Extracted data:

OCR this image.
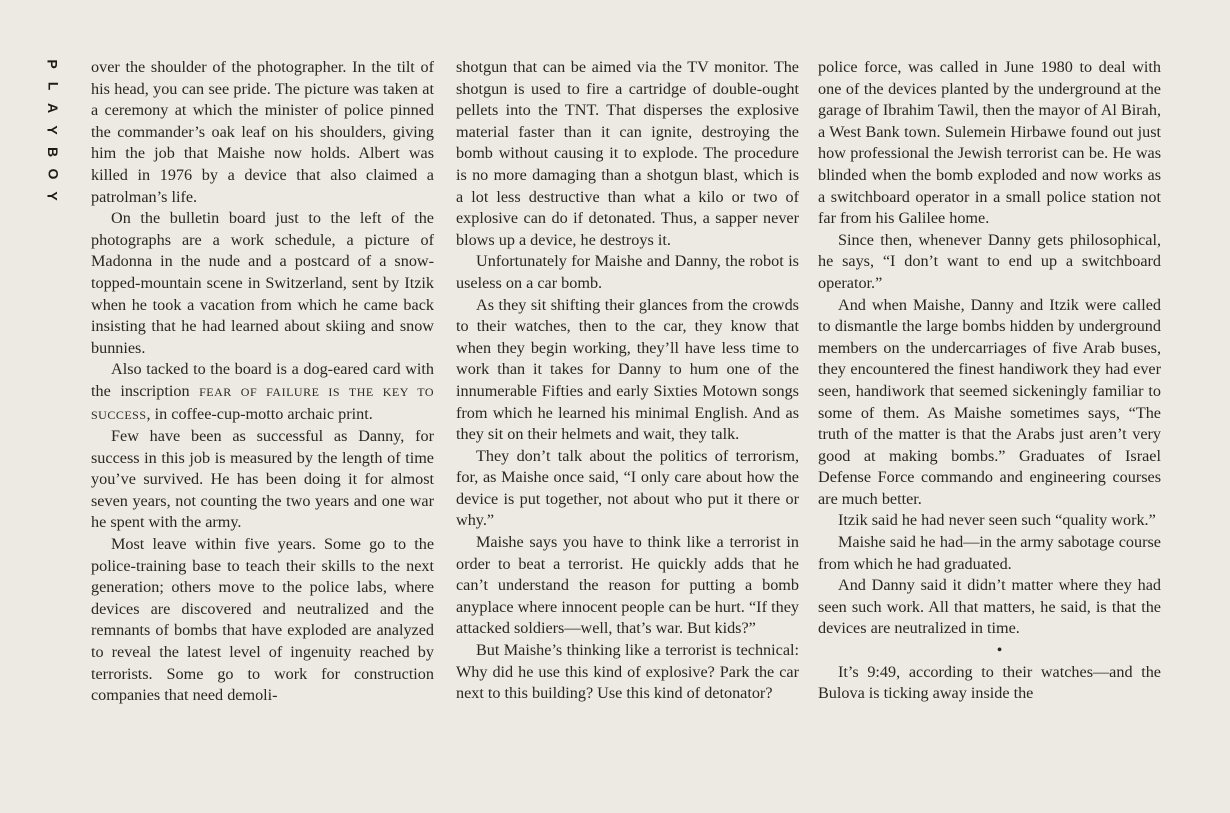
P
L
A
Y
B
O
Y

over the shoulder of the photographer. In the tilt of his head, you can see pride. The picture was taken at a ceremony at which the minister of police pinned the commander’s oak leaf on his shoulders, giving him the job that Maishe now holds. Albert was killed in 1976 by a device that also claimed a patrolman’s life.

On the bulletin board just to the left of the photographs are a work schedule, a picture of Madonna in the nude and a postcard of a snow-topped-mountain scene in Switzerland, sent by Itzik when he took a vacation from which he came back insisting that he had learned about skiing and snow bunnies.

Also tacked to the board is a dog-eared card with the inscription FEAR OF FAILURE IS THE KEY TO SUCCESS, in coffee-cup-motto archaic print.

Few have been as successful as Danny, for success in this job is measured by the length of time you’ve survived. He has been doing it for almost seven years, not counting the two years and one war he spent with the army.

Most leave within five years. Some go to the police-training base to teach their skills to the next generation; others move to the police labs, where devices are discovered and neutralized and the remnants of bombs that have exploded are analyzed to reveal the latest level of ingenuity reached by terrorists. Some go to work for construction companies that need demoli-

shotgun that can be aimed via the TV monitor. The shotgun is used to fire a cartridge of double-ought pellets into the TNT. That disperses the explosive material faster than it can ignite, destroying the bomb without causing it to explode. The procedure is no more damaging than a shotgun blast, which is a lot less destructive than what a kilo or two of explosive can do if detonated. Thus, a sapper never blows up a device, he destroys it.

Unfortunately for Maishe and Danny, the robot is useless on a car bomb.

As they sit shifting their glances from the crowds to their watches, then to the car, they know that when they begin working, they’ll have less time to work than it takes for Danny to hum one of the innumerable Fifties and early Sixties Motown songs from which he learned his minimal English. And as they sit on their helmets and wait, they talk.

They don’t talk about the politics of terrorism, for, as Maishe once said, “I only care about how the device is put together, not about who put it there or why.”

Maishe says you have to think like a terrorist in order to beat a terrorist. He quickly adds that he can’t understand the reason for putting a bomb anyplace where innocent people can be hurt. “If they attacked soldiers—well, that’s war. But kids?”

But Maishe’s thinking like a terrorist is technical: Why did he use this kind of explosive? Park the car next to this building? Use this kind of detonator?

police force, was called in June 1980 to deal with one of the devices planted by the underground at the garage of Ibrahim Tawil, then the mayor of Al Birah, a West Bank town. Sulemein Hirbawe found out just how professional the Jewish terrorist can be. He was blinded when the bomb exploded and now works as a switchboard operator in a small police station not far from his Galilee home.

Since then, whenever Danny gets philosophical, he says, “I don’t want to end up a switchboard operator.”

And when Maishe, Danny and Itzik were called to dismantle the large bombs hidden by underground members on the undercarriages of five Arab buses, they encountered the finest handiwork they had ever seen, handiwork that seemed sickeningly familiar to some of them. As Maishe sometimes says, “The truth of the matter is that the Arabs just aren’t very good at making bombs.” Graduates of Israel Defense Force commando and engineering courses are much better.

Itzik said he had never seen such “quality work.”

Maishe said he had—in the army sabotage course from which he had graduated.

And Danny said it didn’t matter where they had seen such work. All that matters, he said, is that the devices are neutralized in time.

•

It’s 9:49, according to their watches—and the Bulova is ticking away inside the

--

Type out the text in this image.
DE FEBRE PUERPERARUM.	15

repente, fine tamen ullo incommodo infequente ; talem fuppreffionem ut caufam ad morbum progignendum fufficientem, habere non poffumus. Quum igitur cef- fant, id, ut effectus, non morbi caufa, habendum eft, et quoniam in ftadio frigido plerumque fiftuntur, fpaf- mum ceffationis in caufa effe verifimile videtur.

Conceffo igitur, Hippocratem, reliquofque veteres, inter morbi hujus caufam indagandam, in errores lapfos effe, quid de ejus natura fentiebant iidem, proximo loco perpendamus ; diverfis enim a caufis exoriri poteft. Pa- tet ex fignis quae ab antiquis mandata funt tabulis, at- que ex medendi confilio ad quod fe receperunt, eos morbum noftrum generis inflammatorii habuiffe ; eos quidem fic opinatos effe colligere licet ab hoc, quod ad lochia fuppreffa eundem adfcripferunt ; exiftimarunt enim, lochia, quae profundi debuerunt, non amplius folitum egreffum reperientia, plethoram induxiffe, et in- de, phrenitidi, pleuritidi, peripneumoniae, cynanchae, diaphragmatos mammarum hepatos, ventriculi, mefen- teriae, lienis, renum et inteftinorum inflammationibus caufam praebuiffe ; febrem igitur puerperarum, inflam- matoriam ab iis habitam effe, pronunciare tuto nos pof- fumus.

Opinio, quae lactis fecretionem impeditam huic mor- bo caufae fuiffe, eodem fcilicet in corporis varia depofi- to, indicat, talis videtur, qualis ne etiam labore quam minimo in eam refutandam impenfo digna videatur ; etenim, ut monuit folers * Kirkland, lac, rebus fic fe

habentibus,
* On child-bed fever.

Exercise task: In the entries above, count every line containing the word "videtur". Write only the total.

Correct output: 2